§ TASK PROMPT: What follows is a listing; restate every line of it word for word.

[Records excerpted from a collection]
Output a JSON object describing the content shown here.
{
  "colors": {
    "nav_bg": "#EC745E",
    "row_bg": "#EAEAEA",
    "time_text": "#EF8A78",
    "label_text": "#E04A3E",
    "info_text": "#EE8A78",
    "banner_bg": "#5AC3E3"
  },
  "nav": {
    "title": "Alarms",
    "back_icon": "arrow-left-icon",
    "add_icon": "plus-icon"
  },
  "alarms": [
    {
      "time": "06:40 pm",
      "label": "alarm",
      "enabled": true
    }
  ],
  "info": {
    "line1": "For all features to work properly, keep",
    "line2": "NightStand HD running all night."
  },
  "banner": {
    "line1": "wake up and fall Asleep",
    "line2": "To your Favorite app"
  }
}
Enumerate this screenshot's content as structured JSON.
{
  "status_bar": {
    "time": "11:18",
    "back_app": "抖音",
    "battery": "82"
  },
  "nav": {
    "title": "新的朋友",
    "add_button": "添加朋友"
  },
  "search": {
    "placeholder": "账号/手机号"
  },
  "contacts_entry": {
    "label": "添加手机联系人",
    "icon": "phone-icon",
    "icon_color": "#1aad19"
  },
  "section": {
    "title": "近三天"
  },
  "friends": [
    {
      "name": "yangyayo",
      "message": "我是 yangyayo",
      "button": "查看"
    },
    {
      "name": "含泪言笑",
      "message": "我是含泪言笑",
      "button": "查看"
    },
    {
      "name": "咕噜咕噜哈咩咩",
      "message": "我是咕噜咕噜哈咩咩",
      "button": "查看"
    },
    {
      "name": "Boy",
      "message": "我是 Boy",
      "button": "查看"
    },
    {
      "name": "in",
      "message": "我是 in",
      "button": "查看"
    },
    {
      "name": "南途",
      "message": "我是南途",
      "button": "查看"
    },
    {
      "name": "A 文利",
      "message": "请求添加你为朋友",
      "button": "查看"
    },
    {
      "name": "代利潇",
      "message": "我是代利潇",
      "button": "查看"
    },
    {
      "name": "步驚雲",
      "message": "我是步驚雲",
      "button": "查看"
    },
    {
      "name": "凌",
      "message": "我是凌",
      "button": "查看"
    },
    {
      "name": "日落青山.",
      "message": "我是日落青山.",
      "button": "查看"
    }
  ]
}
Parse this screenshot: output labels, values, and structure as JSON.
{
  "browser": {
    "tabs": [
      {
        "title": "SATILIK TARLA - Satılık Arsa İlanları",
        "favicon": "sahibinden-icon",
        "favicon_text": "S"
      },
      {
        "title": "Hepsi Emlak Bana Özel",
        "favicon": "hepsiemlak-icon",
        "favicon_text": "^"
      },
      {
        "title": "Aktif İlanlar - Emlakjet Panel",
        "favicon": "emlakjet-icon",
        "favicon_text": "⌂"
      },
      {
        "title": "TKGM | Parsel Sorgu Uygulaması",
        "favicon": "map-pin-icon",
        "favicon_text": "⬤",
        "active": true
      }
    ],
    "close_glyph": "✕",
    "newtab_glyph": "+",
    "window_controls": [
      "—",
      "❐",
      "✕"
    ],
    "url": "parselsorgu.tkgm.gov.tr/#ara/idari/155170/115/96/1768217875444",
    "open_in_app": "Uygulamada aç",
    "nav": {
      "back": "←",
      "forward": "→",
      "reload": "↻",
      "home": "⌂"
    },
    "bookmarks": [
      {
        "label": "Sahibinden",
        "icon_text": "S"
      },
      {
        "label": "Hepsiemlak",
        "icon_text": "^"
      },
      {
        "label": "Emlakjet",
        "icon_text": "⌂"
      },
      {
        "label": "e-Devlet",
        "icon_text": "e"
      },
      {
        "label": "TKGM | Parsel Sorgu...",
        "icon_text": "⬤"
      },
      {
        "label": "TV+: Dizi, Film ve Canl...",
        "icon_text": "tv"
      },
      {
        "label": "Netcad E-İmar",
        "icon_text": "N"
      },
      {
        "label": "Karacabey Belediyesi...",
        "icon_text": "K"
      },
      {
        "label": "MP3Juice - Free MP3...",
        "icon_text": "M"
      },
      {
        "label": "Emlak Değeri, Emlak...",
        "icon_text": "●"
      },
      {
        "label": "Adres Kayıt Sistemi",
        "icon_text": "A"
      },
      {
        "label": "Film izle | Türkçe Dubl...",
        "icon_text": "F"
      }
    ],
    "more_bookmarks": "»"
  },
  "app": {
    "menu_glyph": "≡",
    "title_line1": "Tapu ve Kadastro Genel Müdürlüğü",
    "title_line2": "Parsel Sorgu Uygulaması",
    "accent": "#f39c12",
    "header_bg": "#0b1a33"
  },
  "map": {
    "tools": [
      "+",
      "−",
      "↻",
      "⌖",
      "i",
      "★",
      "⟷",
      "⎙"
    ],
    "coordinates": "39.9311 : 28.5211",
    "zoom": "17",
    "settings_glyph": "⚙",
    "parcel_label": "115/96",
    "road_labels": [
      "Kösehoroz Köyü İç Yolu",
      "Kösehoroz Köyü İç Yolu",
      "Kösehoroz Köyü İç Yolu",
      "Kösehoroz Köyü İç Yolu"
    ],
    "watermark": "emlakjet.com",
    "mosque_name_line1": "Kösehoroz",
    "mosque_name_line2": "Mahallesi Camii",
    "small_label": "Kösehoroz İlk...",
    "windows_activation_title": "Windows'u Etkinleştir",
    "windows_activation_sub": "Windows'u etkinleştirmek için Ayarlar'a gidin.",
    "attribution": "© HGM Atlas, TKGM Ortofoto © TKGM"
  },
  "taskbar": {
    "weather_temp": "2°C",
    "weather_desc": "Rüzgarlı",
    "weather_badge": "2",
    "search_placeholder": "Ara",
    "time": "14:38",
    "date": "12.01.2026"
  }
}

§ THE REPLY:
Output a JSON object describing the content shown here.
{
  "colors": {
    "nav_bg": "#EC745E",
    "row_bg": "#EAEAEA",
    "time_text": "#EF8A78",
    "label_text": "#E04A3E",
    "info_text": "#EE8A78",
    "banner_bg": "#5AC3E3"
  },
  "nav": {
    "title": "Alarms",
    "back_icon": "arrow-left-icon",
    "add_icon": "plus-icon"
  },
  "alarms": [
    {
      "time": "06:40 pm",
      "label": "alarm",
      "enabled": true
    }
  ],
  "info": {
    "line1": "For all features to work properly, keep",
    "line2": "NightStand HD running all night."
  },
  "banner": {
    "line1": "wake up and fall Asleep",
    "line2": "To your Favorite app"
  }
}
Enumerate this screenshot's content as structured JSON.
{
  "status_bar": {
    "time": "11:18",
    "back_app": "抖音",
    "battery": "82"
  },
  "nav": {
    "title": "新的朋友",
    "add_button": "添加朋友"
  },
  "search": {
    "placeholder": "账号/手机号"
  },
  "contacts_entry": {
    "label": "添加手机联系人",
    "icon": "phone-icon",
    "icon_color": "#1aad19"
  },
  "section": {
    "title": "近三天"
  },
  "friends": [
    {
      "name": "yangyayo",
      "message": "我是 yangyayo",
      "button": "查看"
    },
    {
      "name": "含泪言笑",
      "message": "我是含泪言笑",
      "button": "查看"
    },
    {
      "name": "咕噜咕噜哈咩咩",
      "message": "我是咕噜咕噜哈咩咩",
      "button": "查看"
    },
    {
      "name": "Boy",
      "message": "我是 Boy",
      "button": "查看"
    },
    {
      "name": "in",
      "message": "我是 in",
      "button": "查看"
    },
    {
      "name": "南途",
      "message": "我是南途",
      "button": "查看"
    },
    {
      "name": "A 文利",
      "message": "请求添加你为朋友",
      "button": "查看"
    },
    {
      "name": "代利潇",
      "message": "我是代利潇",
      "button": "查看"
    },
    {
      "name": "步驚雲",
      "message": "我是步驚雲",
      "button": "查看"
    },
    {
      "name": "凌",
      "message": "我是凌",
      "button": "查看"
    },
    {
      "name": "日落青山.",
      "message": "我是日落青山.",
      "button": "查看"
    }
  ]
}
Parse this screenshot: output labels, values, and structure as JSON.
{
  "browser": {
    "tabs": [
      {
        "title": "SATILIK TARLA - Satılık Arsa İlanları",
        "favicon": "sahibinden-icon",
        "favicon_text": "S"
      },
      {
        "title": "Hepsi Emlak Bana Özel",
        "favicon": "hepsiemlak-icon",
        "favicon_text": "^"
      },
      {
        "title": "Aktif İlanlar - Emlakjet Panel",
        "favicon": "emlakjet-icon",
        "favicon_text": "⌂"
      },
      {
        "title": "TKGM | Parsel Sorgu Uygulaması",
        "favicon": "map-pin-icon",
        "favicon_text": "⬤",
        "active": true
      }
    ],
    "close_glyph": "✕",
    "newtab_glyph": "+",
    "window_controls": [
      "—",
      "❐",
      "✕"
    ],
    "url": "parselsorgu.tkgm.gov.tr/#ara/idari/155170/115/96/1768217875444",
    "open_in_app": "Uygulamada aç",
    "nav": {
      "back": "←",
      "forward": "→",
      "reload": "↻",
      "home": "⌂"
    },
    "bookmarks": [
      {
        "label": "Sahibinden",
        "icon_text": "S"
      },
      {
        "label": "Hepsiemlak",
        "icon_text": "^"
      },
      {
        "label": "Emlakjet",
        "icon_text": "⌂"
      },
      {
        "label": "e-Devlet",
        "icon_text": "e"
      },
      {
        "label": "TKGM | Parsel Sorgu...",
        "icon_text": "⬤"
      },
      {
        "label": "TV+: Dizi, Film ve Canl...",
        "icon_text": "tv"
      },
      {
        "label": "Netcad E-İmar",
        "icon_text": "N"
      },
      {
        "label": "Karacabey Belediyesi...",
        "icon_text": "K"
      },
      {
        "label": "MP3Juice - Free MP3...",
        "icon_text": "M"
      },
      {
        "label": "Emlak Değeri, Emlak...",
        "icon_text": "●"
      },
      {
        "label": "Adres Kayıt Sistemi",
        "icon_text": "A"
      },
      {
        "label": "Film izle | Türkçe Dubl...",
        "icon_text": "F"
      }
    ],
    "more_bookmarks": "»"
  },
  "app": {
    "menu_glyph": "≡",
    "title_line1": "Tapu ve Kadastro Genel Müdürlüğü",
    "title_line2": "Parsel Sorgu Uygulaması",
    "accent": "#f39c12",
    "header_bg": "#0b1a33"
  },
  "map": {
    "tools": [
      "+",
      "−",
      "↻",
      "⌖",
      "i",
      "★",
      "⟷",
      "⎙"
    ],
    "coordinates": "39.9311 : 28.5211",
    "zoom": "17",
    "settings_glyph": "⚙",
    "parcel_label": "115/96",
    "road_labels": [
      "Kösehoroz Köyü İç Yolu",
      "Kösehoroz Köyü İç Yolu",
      "Kösehoroz Köyü İç Yolu",
      "Kösehoroz Köyü İç Yolu"
    ],
    "watermark": "emlakjet.com",
    "mosque_name_line1": "Kösehoroz",
    "mosque_name_line2": "Mahallesi Camii",
    "small_label": "Kösehoroz İlk...",
    "windows_activation_title": "Windows'u Etkinleştir",
    "windows_activation_sub": "Windows'u etkinleştirmek için Ayarlar'a gidin.",
    "attribution": "© HGM Atlas, TKGM Ortofoto © TKGM"
  },
  "taskbar": {
    "weather_temp": "2°C",
    "weather_desc": "Rüzgarlı",
    "weather_badge": "2",
    "search_placeholder": "Ara",
    "time": "14:38",
    "date": "12.01.2026"
  }
}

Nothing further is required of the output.